[Figure contents as structured data]
* start *

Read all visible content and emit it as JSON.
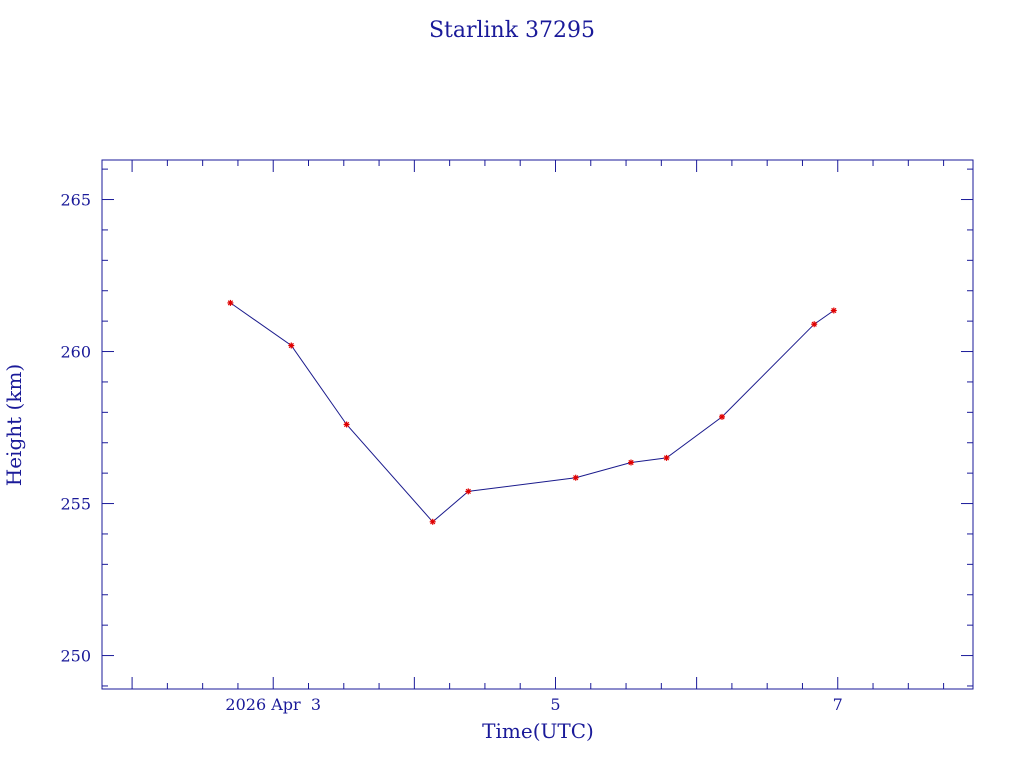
{
  "chart_data": {
    "type": "line",
    "title": "Starlink 37295",
    "xlabel": "Time(UTC)",
    "ylabel": "Height (km)",
    "x_unit": "days",
    "xlim": [
      "2026-04-01T18:53",
      "2026-04-07T23:00"
    ],
    "ylim": [
      248.9,
      266.3
    ],
    "x_tick_labels": [
      {
        "x": "2026-04-03T00:00",
        "label": "2026 Apr  3"
      },
      {
        "x": "2026-04-05T00:00",
        "label": "5"
      },
      {
        "x": "2026-04-07T00:00",
        "label": "7"
      }
    ],
    "y_ticks": [
      250,
      255,
      260,
      265
    ],
    "grid": false,
    "series": [
      {
        "color": "#1a1a8c",
        "marker_color": "#e00000",
        "x": [
          "2026-04-02T16:43",
          "2026-04-03T03:04",
          "2026-04-03T12:29",
          "2026-04-04T03:07",
          "2026-04-04T09:10",
          "2026-04-05T03:26",
          "2026-04-05T12:50",
          "2026-04-05T18:53",
          "2026-04-06T04:19",
          "2026-04-06T20:00",
          "2026-04-06T23:20"
        ],
        "y": [
          261.6,
          260.2,
          257.6,
          254.4,
          255.4,
          255.85,
          256.35,
          256.5,
          257.85,
          260.9,
          261.35
        ]
      }
    ]
  }
}
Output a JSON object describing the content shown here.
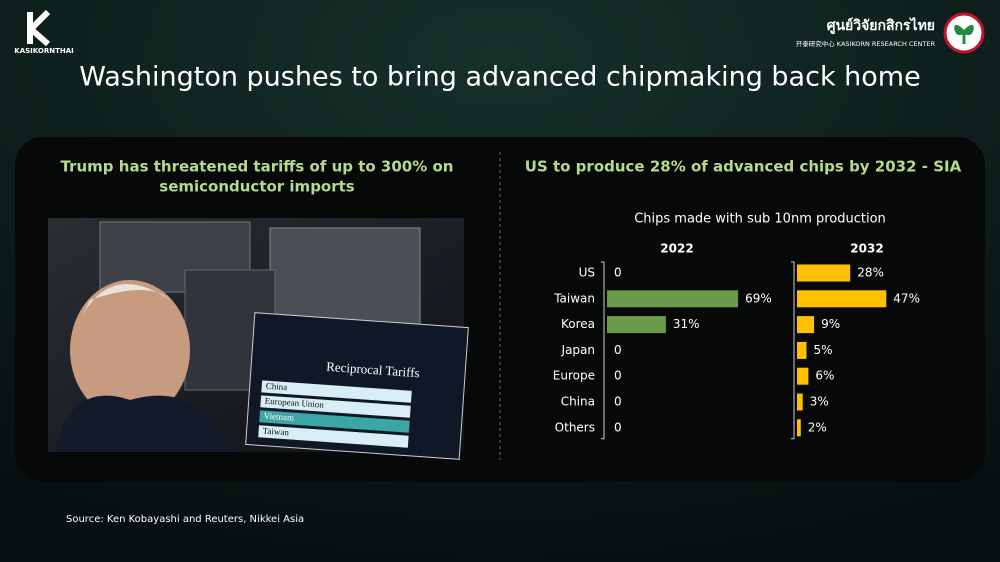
{
  "header": {
    "brand": "KASIKORNTHAI",
    "research_thai": "ศูนย์วิจัยกสิกรไทย",
    "research_en": "开泰研究中心 KASIKORN RESEARCH CENTER"
  },
  "title": "Washington pushes to bring advanced chipmaking back home",
  "left_panel": {
    "heading_lines": [
      "Trump has threatened tariffs of up to 300% on",
      "semiconductor imports"
    ],
    "photo_texts": {
      "placard": "Reciprocal Tariffs",
      "rows": [
        "China",
        "European Union",
        "Vietnam",
        "Taiwan"
      ]
    }
  },
  "chart_data": {
    "type": "bar",
    "orientation": "horizontal",
    "title": "US to produce 28% of advanced chips by 2032 - SIA",
    "subtitle": "Chips made with sub 10nm production",
    "categories": [
      "US",
      "Taiwan",
      "Korea",
      "Japan",
      "Europe",
      "China",
      "Others"
    ],
    "series": [
      {
        "name": "2022",
        "color": "#6a9a4a",
        "values": [
          0,
          69,
          31,
          0,
          0,
          0,
          0
        ],
        "value_labels": [
          "0",
          "69%",
          "31%",
          "0",
          "0",
          "0",
          "0"
        ]
      },
      {
        "name": "2032",
        "color": "#ffc000",
        "values": [
          28,
          47,
          9,
          5,
          6,
          3,
          2
        ],
        "value_labels": [
          "28%",
          "47%",
          "9%",
          "5%",
          "6%",
          "3%",
          "2%"
        ]
      }
    ],
    "xlim": [
      0,
      80
    ]
  },
  "source": "Source: Ken Kobayashi and Reuters, Nikkei Asia"
}
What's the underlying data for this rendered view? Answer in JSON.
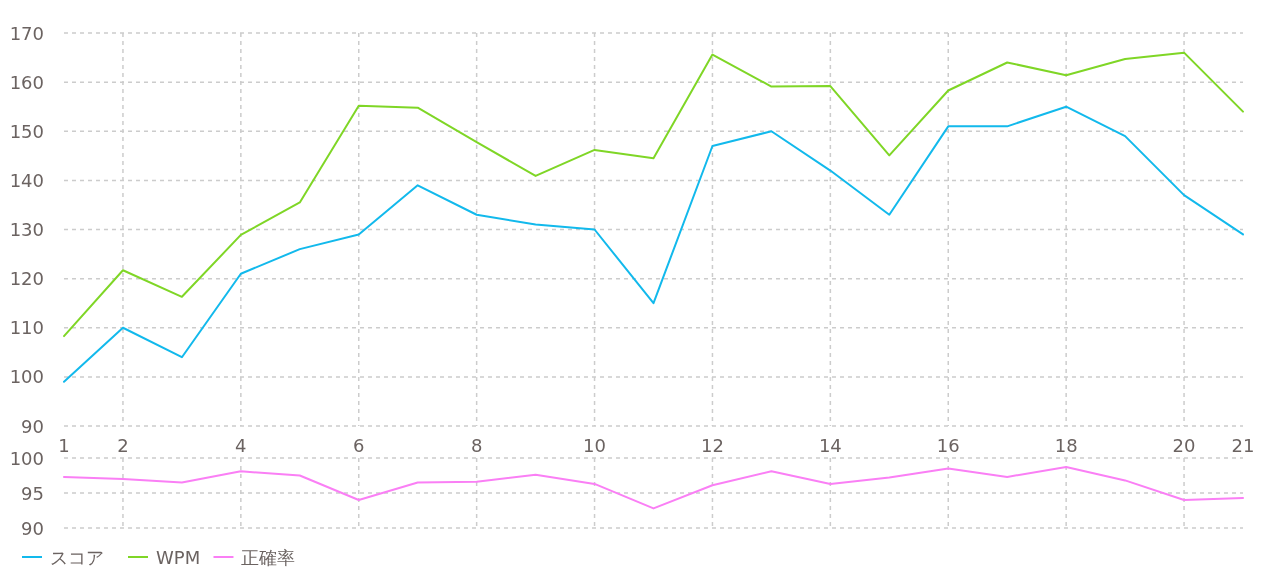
{
  "chart_data": [
    {
      "type": "line",
      "x": [
        1,
        2,
        3,
        4,
        5,
        6,
        7,
        8,
        9,
        10,
        11,
        12,
        13,
        14,
        15,
        16,
        17,
        18,
        19,
        20,
        21
      ],
      "xlim": [
        1,
        21
      ],
      "xticks": [
        1,
        2,
        4,
        6,
        8,
        10,
        12,
        14,
        16,
        18,
        20,
        21
      ],
      "ylim": [
        90,
        170
      ],
      "yticks": [
        90,
        100,
        110,
        120,
        130,
        140,
        150,
        160,
        170
      ],
      "grid": true,
      "legend": "bottom",
      "series": [
        {
          "name": "スコア",
          "color": "#12b9ec",
          "values": [
            99,
            110,
            104,
            121,
            126,
            129,
            139,
            133,
            131,
            130,
            115,
            147,
            150,
            142,
            133,
            151,
            151,
            155,
            149,
            137,
            129
          ]
        },
        {
          "name": "WPM",
          "color": "#7fd626",
          "values": [
            108.3,
            121.7,
            116.3,
            128.9,
            135.5,
            155.2,
            154.8,
            147.8,
            140.9,
            146.2,
            144.5,
            165.6,
            159.1,
            159.2,
            145.1,
            158.3,
            164,
            161.4,
            164.7,
            166,
            154
          ]
        }
      ]
    },
    {
      "type": "line",
      "x": [
        1,
        2,
        3,
        4,
        5,
        6,
        7,
        8,
        9,
        10,
        11,
        12,
        13,
        14,
        15,
        16,
        17,
        18,
        19,
        20,
        21
      ],
      "xlim": [
        1,
        21
      ],
      "xticks": [
        1,
        2,
        4,
        6,
        8,
        10,
        12,
        14,
        16,
        18,
        20,
        21
      ],
      "ylim": [
        90,
        100
      ],
      "yticks": [
        90,
        95,
        100
      ],
      "grid": true,
      "tick_labels": "y",
      "legend": "bottom",
      "series": [
        {
          "name": "正確率",
          "color": "#fa7ff5",
          "values": [
            97.3,
            97,
            96.5,
            98.1,
            97.5,
            94,
            96.5,
            96.6,
            97.6,
            96.3,
            92.8,
            96.1,
            98.1,
            96.3,
            97.2,
            98.5,
            97.3,
            98.7,
            96.8,
            94,
            94.3
          ]
        }
      ]
    }
  ]
}
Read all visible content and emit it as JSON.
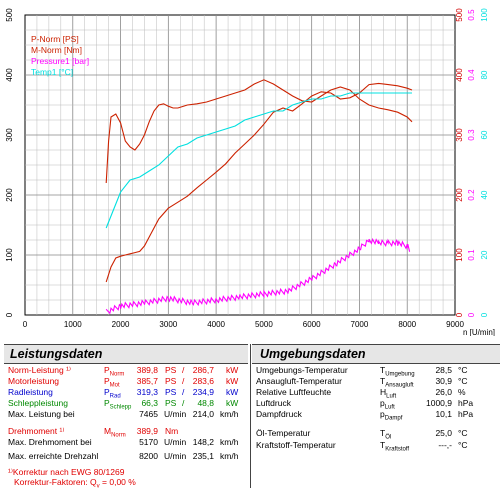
{
  "chart_data": {
    "type": "line",
    "xlim": [
      0,
      9000
    ],
    "xticks": [
      0,
      1000,
      2000,
      3000,
      4000,
      5000,
      6000,
      7000,
      8000,
      9000
    ],
    "xlabel": "n [U/min]",
    "axes": {
      "left": {
        "ticks": [
          0,
          100,
          200,
          300,
          400,
          500
        ],
        "color": "#d00000"
      },
      "right1": {
        "ticks": [
          0,
          100,
          200,
          300,
          400,
          500
        ],
        "color": "#d00000"
      },
      "right2": {
        "ticks": [
          "0",
          "0.1",
          "0.2",
          "0.3",
          "0.4",
          "0.5"
        ],
        "color": "#ff00ff"
      },
      "right3": {
        "ticks": [
          0,
          20,
          40,
          60,
          80,
          100
        ],
        "color": "#00e0e0"
      }
    },
    "legend": [
      "P-Norm [PS]",
      "M-Norm [Nm]",
      "Pressure1 [bar]",
      "Temp1 [°C]"
    ],
    "grid": true,
    "series": [
      {
        "name": "P-Norm [PS]",
        "color": "#cc2200",
        "axis": "left",
        "x": [
          1700,
          1800,
          1900,
          2000,
          2100,
          2200,
          2300,
          2400,
          2500,
          2600,
          2800,
          3000,
          3200,
          3400,
          3600,
          3800,
          4000,
          4200,
          4400,
          4600,
          4800,
          5000,
          5200,
          5400,
          5600,
          5800,
          6000,
          6200,
          6400,
          6600,
          6800,
          7000,
          7200,
          7400,
          7600,
          7800,
          8000,
          8100
        ],
        "y": [
          55,
          80,
          95,
          98,
          100,
          102,
          104,
          106,
          115,
          130,
          160,
          178,
          188,
          198,
          212,
          225,
          238,
          252,
          270,
          285,
          300,
          318,
          338,
          345,
          340,
          352,
          365,
          372,
          370,
          360,
          362,
          370,
          384,
          386,
          384,
          382,
          378,
          375
        ]
      },
      {
        "name": "M-Norm [Nm]",
        "color": "#cc2200",
        "axis": "right1",
        "x": [
          1700,
          1750,
          1800,
          1900,
          2000,
          2100,
          2200,
          2300,
          2400,
          2500,
          2600,
          2700,
          2800,
          2900,
          3000,
          3100,
          3200,
          3400,
          3600,
          3800,
          4000,
          4200,
          4400,
          4600,
          4800,
          5000,
          5200,
          5400,
          5600,
          5800,
          6000,
          6200,
          6400,
          6600,
          6800,
          7000,
          7200,
          7400,
          7600,
          7800,
          8000,
          8100
        ],
        "y": [
          220,
          290,
          330,
          335,
          320,
          290,
          280,
          275,
          285,
          300,
          322,
          340,
          350,
          352,
          348,
          345,
          345,
          350,
          352,
          355,
          360,
          365,
          370,
          375,
          385,
          392,
          385,
          375,
          365,
          357,
          355,
          365,
          375,
          380,
          375,
          360,
          350,
          345,
          342,
          338,
          330,
          322
        ]
      },
      {
        "name": "Pressure1 [bar]",
        "color": "#ff00ff",
        "axis": "right2",
        "x": [
          1700,
          2000,
          2500,
          3000,
          3500,
          4000,
          4500,
          5000,
          5500,
          6000,
          6500,
          7000,
          7200,
          7400,
          7600,
          7800,
          8000,
          8050
        ],
        "y": [
          0.005,
          0.015,
          0.02,
          0.028,
          0.02,
          0.025,
          0.03,
          0.035,
          0.04,
          0.06,
          0.085,
          0.11,
          0.125,
          0.12,
          0.12,
          0.12,
          0.115,
          0.11
        ]
      },
      {
        "name": "Temp1 [°C]",
        "color": "#00e0e0",
        "axis": "right3",
        "x": [
          1700,
          1850,
          2000,
          2200,
          2400,
          2600,
          2800,
          3000,
          3200,
          3400,
          3600,
          3800,
          4000,
          4200,
          4400,
          4600,
          4800,
          5000,
          5200,
          5400,
          5600,
          5800,
          6000,
          6200,
          6400,
          6600,
          6800,
          7000,
          7200,
          7400,
          7600,
          7800,
          8000,
          8100
        ],
        "y": [
          29,
          35,
          41,
          45,
          46,
          48,
          50,
          53,
          56,
          57,
          59,
          60,
          61,
          62,
          63,
          65,
          66,
          67,
          68,
          68,
          70,
          71,
          72,
          72,
          73,
          73,
          74,
          74,
          74,
          74,
          74,
          74,
          74,
          74
        ]
      }
    ]
  },
  "left_table": {
    "title": "Leistungsdaten",
    "rows": [
      {
        "label": "Norm-Leistung ¹⁾",
        "sym": "P",
        "sub": "Norm",
        "v1": "389,8",
        "u1": "PS",
        "v2": "286,7",
        "u2": "kW",
        "color": "red"
      },
      {
        "label": "Motorleistung",
        "sym": "P",
        "sub": "Mot",
        "v1": "385,7",
        "u1": "PS",
        "v2": "283,6",
        "u2": "kW",
        "color": "red"
      },
      {
        "label": "Radleistung",
        "sym": "P",
        "sub": "Rad",
        "v1": "319,3",
        "u1": "PS",
        "v2": "234,9",
        "u2": "kW",
        "color": "blue"
      },
      {
        "label": "Schleppleistung",
        "sym": "P",
        "sub": "Schlepp",
        "v1": "66,3",
        "u1": "PS",
        "v2": "48,8",
        "u2": "kW",
        "color": "green"
      }
    ],
    "max_leistung": {
      "label": "Max. Leistung bei",
      "v1": "7465",
      "u1": "U/min",
      "v2": "214,0",
      "u2": "km/h"
    },
    "drehmoment": {
      "label": "Drehmoment ¹⁾",
      "sym": "M",
      "sub": "Norm",
      "v1": "389,9",
      "u1": "Nm"
    },
    "max_drehmoment": {
      "label": "Max. Drehmoment bei",
      "v1": "5170",
      "u1": "U/min",
      "v2": "148,2",
      "u2": "km/h"
    },
    "max_drehzahl": {
      "label": "Max. erreichte Drehzahl",
      "v1": "8200",
      "u1": "U/min",
      "v2": "235,1",
      "u2": "km/h"
    },
    "korrektur": "¹⁾Korrektur nach EWG 80/1269",
    "korrektur_faktor_label": "Korrektur-Faktoren: Q",
    "korrektur_faktor_sub": "v",
    "korrektur_faktor_value": "=   0,00 %"
  },
  "right_table": {
    "title": "Umgebungsdaten",
    "rows": [
      {
        "label": "Umgebungs-Temperatur",
        "sym": "T",
        "sub": "Umgebung",
        "v": "28,5",
        "u": "°C"
      },
      {
        "label": "Ansaugluft-Temperatur",
        "sym": "T",
        "sub": "Ansaugluft",
        "v": "30,9",
        "u": "°C"
      },
      {
        "label": "Relative Luftfeuchte",
        "sym": "H",
        "sub": "Luft",
        "v": "26,0",
        "u": "%"
      },
      {
        "label": "Luftdruck",
        "sym": "p",
        "sub": "Luft",
        "v": "1000,9",
        "u": "hPa"
      },
      {
        "label": "Dampfdruck",
        "sym": "p",
        "sub": "Dampf",
        "v": "10,1",
        "u": "hPa"
      }
    ],
    "oel": {
      "label": "Öl-Temperatur",
      "sym": "T",
      "sub": "Öl",
      "v": "25,0",
      "u": "°C"
    },
    "kraftstoff": {
      "label": "Kraftstoff-Temperatur",
      "sym": "T",
      "sub": "Kraftstoff",
      "v": "---,-",
      "u": "°C"
    }
  }
}
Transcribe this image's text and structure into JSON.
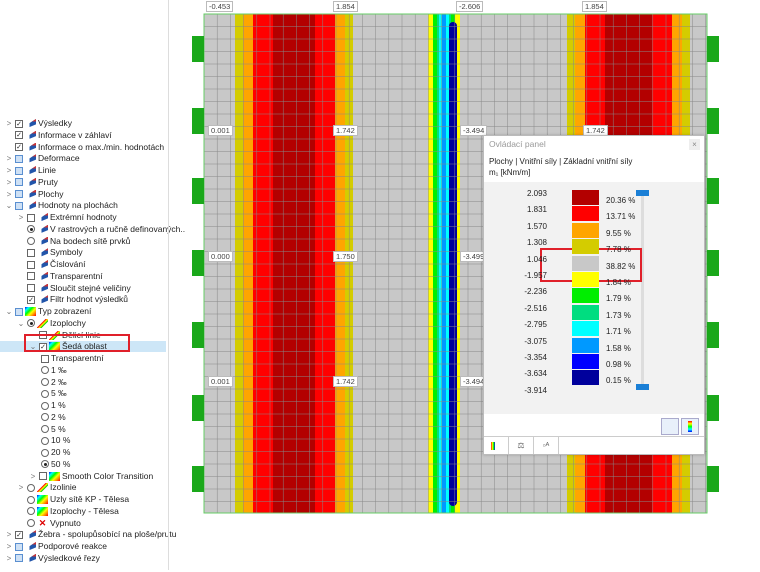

* end *

## Set problem
Track down every line holding the string "Temperatur" and copy it.

## Final answer
        "label": "Umgebungs-Temperatur",
        "label": "Ansaugluft-Temperatur",
      "label": "Öl-Temperatur",
      "label": "Kraftstoff-Temperatur",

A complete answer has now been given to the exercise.